**THE PROBLEM**
In the listing that follows, count each line where the word "liberation" appears; write nothing but the count.

**EXERCISE MATERIAL**
=====

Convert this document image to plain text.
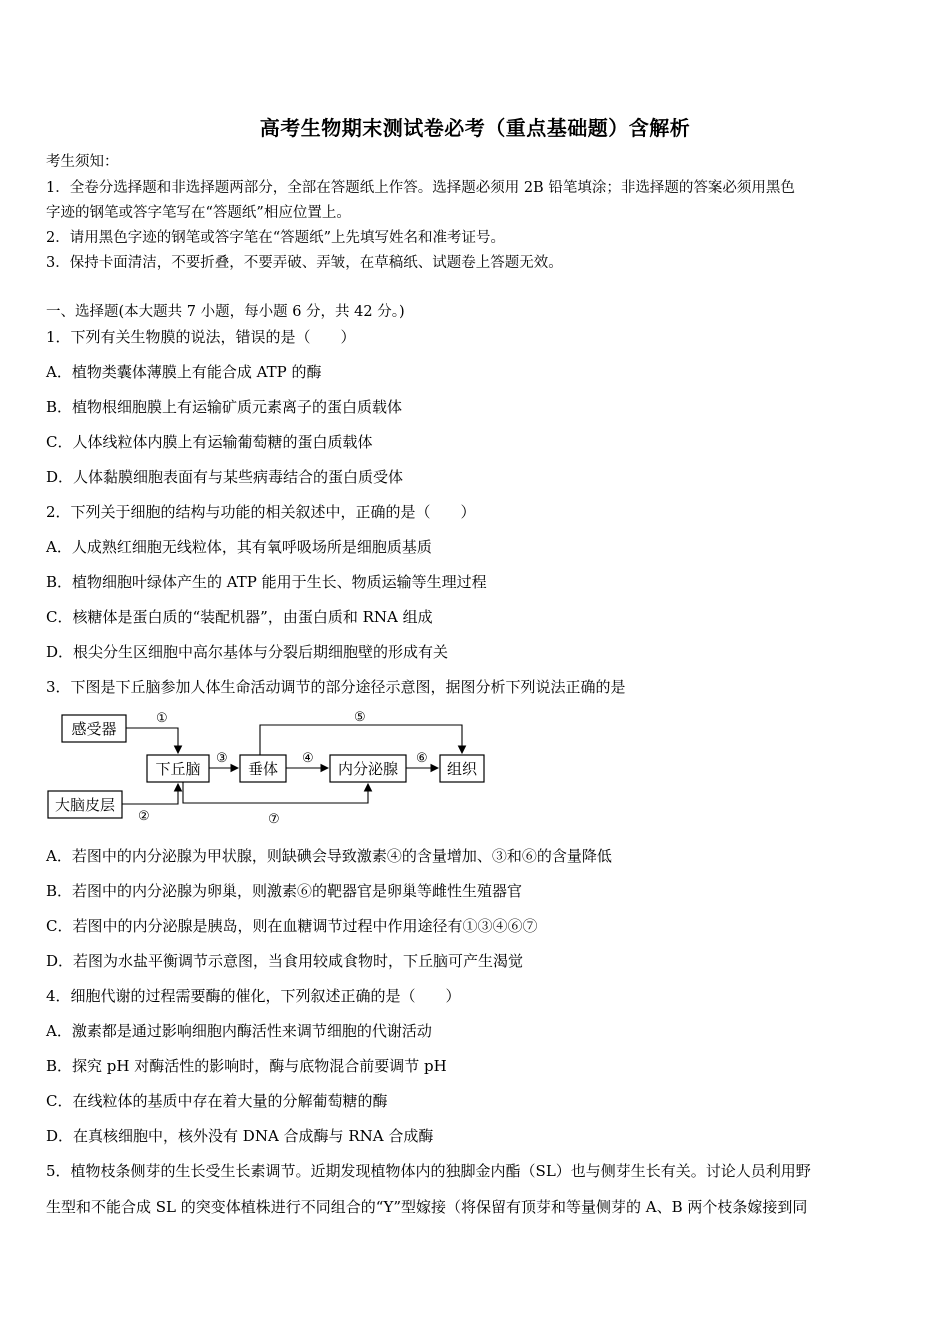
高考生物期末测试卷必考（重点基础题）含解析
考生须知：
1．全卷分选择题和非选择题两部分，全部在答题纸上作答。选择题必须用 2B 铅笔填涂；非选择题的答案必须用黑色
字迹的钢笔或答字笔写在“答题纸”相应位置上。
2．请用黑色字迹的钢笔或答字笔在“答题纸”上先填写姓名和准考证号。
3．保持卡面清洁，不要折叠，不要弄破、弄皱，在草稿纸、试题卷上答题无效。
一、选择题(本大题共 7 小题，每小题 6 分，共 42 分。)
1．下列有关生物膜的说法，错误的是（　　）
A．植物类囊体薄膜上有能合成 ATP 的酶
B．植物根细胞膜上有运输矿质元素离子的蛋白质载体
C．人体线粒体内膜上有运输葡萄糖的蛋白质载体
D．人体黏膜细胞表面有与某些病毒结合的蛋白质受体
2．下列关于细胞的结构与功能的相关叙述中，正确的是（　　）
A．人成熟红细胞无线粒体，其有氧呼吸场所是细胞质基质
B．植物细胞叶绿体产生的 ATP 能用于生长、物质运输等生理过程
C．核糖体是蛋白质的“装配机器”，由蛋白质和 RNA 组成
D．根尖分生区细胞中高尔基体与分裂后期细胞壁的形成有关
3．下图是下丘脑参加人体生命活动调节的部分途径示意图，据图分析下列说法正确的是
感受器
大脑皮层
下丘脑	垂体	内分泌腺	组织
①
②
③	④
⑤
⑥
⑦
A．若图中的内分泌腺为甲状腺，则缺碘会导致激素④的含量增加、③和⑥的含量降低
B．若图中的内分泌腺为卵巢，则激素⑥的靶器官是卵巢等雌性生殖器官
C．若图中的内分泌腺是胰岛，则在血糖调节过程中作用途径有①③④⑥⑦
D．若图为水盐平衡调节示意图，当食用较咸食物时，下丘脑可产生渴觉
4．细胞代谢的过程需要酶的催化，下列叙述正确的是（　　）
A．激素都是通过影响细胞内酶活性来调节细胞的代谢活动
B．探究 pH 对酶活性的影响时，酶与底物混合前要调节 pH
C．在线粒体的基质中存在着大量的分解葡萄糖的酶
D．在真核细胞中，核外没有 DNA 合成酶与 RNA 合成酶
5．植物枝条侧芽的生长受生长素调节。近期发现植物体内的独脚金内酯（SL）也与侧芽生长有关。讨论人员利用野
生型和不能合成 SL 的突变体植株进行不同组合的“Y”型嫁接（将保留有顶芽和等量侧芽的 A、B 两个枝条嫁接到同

=====

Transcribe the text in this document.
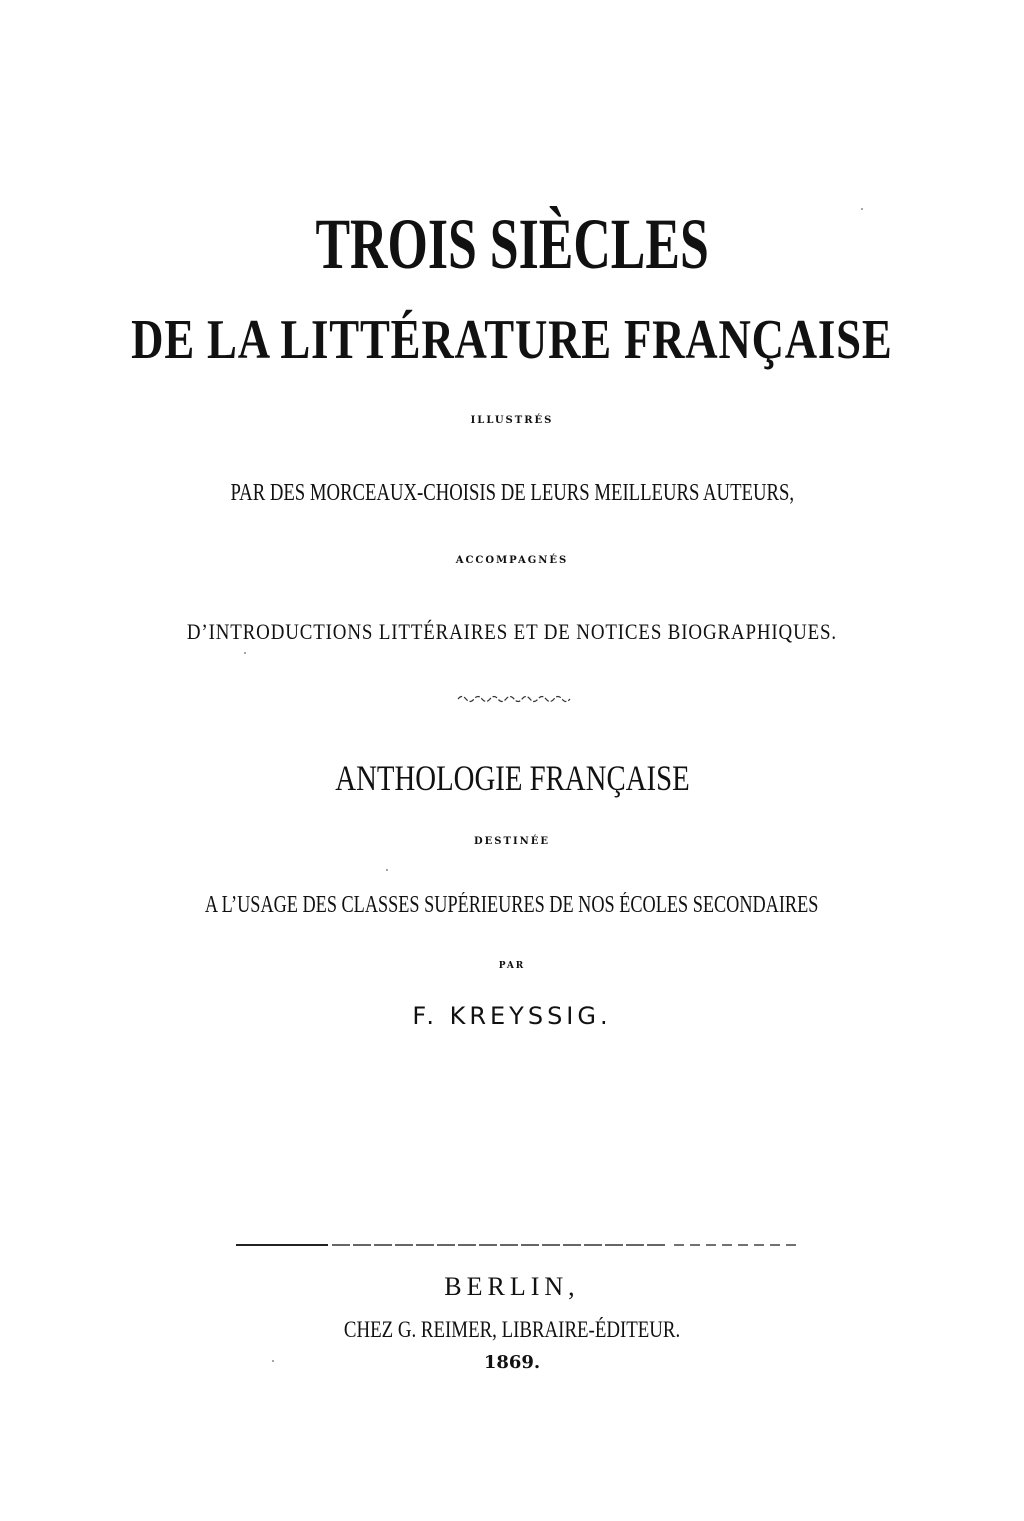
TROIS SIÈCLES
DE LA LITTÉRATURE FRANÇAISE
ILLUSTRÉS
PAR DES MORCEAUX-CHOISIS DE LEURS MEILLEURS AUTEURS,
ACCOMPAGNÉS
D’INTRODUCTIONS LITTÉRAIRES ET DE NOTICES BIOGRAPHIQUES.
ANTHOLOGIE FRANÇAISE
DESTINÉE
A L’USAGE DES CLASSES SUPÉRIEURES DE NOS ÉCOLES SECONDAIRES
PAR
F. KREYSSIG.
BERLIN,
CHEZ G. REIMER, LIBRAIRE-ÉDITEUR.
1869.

=====

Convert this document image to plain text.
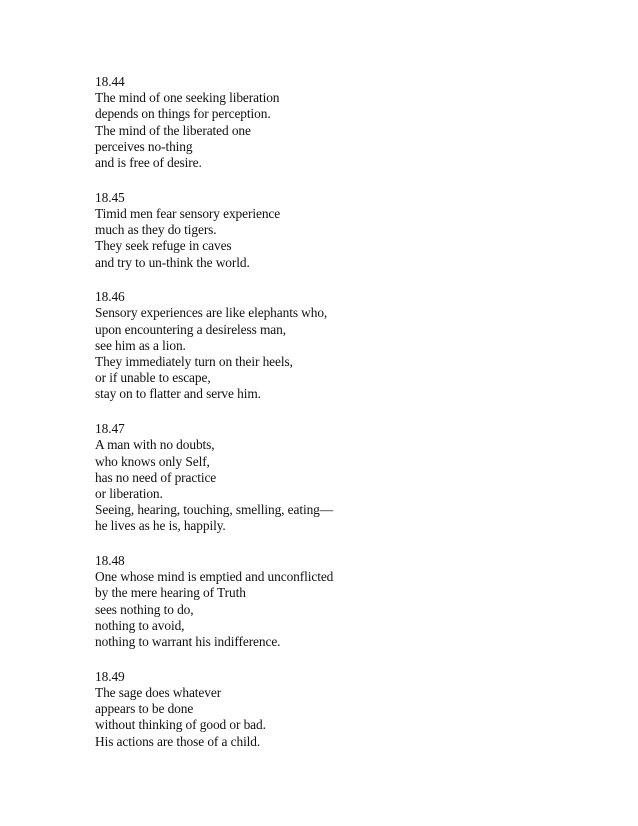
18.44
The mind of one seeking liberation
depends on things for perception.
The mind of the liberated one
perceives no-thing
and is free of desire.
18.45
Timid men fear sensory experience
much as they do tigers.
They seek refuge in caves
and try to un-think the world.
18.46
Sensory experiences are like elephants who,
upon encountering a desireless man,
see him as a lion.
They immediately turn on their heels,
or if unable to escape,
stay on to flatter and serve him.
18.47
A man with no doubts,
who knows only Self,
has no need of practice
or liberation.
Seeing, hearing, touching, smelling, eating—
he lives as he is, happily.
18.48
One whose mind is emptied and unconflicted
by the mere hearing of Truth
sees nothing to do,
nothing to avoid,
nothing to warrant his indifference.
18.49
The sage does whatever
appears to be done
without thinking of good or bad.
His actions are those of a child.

=====

**FULL OUTPUT**
2